## Instructions for the task
Determine the number of lines in these entries that hold the word "tình". Give the number and nothing more.

## Supplied entries
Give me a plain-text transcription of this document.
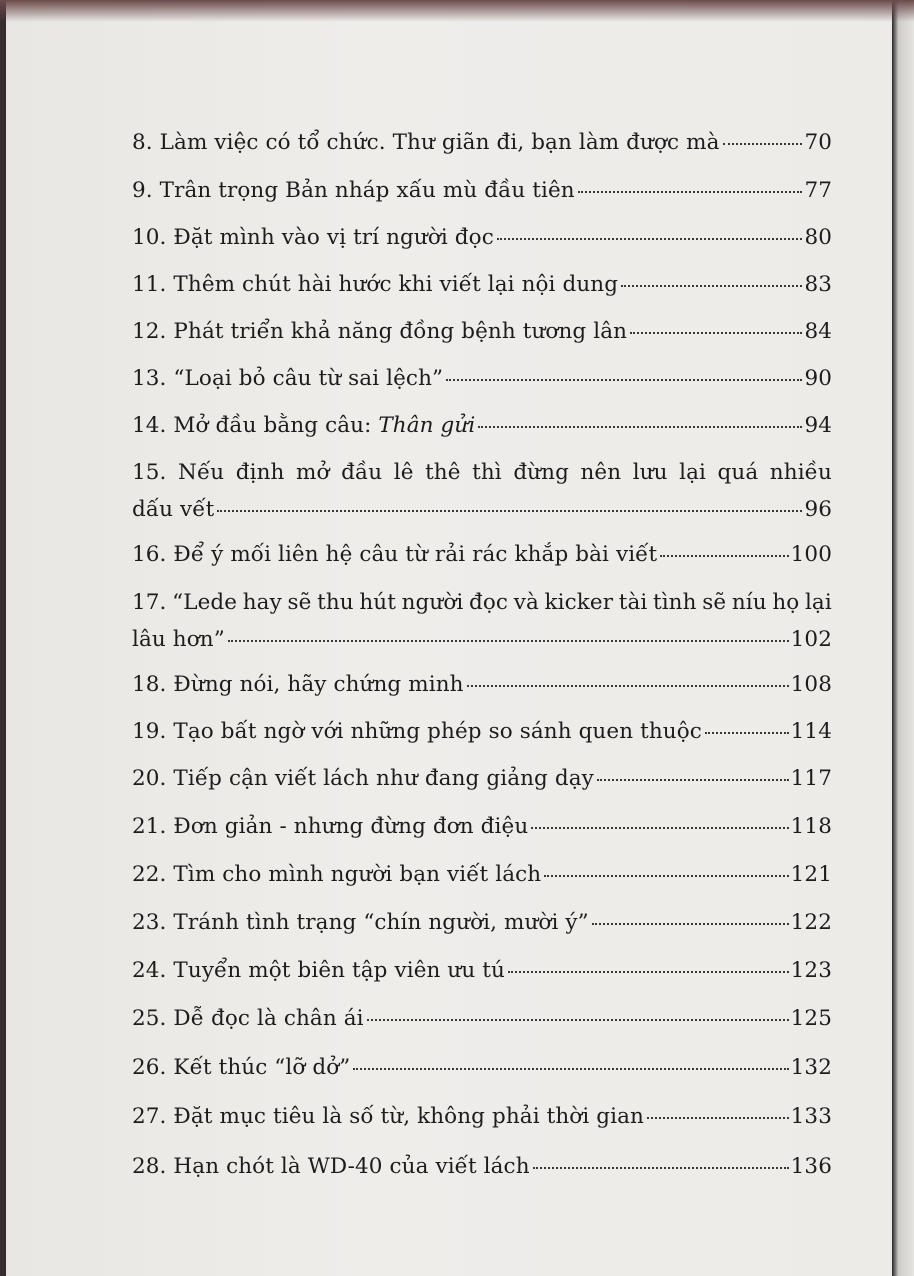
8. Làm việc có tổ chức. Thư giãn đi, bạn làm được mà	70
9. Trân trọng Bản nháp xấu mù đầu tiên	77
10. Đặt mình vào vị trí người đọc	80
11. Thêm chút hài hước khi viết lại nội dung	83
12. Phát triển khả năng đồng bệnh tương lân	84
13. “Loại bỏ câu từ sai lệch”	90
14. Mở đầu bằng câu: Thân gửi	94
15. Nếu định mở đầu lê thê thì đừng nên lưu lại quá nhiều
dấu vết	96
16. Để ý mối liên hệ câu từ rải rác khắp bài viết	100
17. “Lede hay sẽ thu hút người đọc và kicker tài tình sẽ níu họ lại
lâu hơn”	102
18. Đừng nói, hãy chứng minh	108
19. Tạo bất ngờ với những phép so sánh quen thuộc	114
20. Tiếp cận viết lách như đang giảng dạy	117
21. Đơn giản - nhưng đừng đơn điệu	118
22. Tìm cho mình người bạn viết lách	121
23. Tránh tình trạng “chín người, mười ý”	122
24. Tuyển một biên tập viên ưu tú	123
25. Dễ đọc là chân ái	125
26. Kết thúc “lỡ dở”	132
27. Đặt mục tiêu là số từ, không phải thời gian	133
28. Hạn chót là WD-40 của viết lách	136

## Response to this exercise
2